▶ [Task to complete] Count the lines below that contain the word "category", and report only that number.

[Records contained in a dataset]
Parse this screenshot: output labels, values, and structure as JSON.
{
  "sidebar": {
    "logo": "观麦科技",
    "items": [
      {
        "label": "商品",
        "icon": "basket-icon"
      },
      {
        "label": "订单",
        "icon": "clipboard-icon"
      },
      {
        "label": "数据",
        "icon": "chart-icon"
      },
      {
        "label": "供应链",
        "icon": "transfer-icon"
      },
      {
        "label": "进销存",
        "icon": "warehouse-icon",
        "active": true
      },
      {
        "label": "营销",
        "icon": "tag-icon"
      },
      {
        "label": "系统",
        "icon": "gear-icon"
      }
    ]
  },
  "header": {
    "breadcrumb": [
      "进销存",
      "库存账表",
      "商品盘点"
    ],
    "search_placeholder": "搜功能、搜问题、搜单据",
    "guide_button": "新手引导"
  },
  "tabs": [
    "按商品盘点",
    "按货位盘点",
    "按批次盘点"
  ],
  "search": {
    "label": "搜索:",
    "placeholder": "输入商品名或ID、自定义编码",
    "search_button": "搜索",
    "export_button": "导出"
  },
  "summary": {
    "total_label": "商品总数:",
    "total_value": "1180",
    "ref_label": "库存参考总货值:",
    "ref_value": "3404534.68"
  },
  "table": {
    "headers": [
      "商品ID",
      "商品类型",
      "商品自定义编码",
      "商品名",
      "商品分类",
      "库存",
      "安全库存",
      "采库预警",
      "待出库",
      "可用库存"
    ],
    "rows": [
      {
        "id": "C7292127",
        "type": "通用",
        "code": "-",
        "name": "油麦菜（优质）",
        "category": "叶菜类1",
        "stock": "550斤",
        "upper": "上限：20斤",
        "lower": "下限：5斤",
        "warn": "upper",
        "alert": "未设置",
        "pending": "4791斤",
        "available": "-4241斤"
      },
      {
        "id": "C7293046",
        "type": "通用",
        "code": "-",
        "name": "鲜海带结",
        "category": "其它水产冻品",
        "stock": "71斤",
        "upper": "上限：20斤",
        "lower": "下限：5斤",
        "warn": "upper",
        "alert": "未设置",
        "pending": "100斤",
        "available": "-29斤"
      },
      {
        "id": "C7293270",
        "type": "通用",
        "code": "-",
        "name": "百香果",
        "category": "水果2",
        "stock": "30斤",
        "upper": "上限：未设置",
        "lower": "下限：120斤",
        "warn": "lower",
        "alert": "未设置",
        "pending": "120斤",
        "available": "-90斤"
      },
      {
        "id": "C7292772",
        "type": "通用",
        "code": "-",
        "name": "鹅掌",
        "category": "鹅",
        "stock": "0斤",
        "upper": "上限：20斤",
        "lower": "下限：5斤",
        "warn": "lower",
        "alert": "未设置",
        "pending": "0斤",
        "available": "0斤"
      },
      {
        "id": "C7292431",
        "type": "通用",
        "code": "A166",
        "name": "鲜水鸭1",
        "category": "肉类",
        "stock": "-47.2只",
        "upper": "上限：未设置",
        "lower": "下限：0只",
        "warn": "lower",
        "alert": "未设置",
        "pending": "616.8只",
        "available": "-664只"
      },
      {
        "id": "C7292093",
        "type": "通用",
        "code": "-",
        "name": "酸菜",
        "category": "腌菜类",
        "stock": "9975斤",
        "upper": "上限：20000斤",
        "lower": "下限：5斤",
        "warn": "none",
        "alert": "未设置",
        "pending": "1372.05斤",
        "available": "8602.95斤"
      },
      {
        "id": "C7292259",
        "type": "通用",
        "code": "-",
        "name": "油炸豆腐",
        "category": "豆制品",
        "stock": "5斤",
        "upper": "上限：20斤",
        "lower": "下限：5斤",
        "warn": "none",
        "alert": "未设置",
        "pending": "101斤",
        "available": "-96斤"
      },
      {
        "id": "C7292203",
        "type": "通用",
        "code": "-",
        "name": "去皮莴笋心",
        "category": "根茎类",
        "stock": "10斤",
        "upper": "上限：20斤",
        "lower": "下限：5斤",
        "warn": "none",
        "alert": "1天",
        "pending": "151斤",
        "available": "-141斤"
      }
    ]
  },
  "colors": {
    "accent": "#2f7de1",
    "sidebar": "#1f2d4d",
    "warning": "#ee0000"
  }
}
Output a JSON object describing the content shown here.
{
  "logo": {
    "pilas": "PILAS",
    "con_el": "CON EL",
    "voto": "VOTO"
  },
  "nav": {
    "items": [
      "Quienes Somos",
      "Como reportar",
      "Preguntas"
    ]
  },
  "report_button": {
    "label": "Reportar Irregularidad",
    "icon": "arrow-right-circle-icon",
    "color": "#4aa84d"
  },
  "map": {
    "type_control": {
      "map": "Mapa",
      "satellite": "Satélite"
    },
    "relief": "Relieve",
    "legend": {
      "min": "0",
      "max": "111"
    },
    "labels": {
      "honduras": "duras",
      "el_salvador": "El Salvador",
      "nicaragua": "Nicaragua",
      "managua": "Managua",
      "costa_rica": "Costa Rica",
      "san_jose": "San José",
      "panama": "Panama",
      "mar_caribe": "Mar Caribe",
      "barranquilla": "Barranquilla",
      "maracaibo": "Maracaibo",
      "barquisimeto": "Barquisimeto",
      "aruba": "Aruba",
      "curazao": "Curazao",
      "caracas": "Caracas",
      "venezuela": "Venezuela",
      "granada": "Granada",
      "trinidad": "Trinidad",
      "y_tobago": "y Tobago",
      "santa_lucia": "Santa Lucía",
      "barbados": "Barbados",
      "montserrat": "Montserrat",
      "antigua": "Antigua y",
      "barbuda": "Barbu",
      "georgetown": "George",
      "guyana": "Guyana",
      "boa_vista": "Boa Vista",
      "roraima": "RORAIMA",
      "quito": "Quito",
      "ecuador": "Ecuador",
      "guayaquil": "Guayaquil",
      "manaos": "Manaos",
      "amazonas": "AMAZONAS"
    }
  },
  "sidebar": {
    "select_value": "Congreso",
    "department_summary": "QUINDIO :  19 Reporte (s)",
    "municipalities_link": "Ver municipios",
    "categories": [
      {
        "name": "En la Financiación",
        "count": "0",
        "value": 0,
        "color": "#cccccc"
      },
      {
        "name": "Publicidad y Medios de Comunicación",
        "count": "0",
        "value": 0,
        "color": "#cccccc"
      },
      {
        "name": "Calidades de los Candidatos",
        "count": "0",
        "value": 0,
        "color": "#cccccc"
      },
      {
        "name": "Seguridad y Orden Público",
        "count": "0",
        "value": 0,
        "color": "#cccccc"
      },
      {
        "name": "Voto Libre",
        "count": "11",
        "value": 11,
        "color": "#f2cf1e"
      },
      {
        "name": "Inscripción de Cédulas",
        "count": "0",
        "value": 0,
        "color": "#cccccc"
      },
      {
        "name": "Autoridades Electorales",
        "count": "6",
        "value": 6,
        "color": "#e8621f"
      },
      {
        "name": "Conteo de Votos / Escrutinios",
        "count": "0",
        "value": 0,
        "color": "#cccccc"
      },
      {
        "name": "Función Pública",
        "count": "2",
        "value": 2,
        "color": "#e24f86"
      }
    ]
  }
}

▶ [Complete output] 8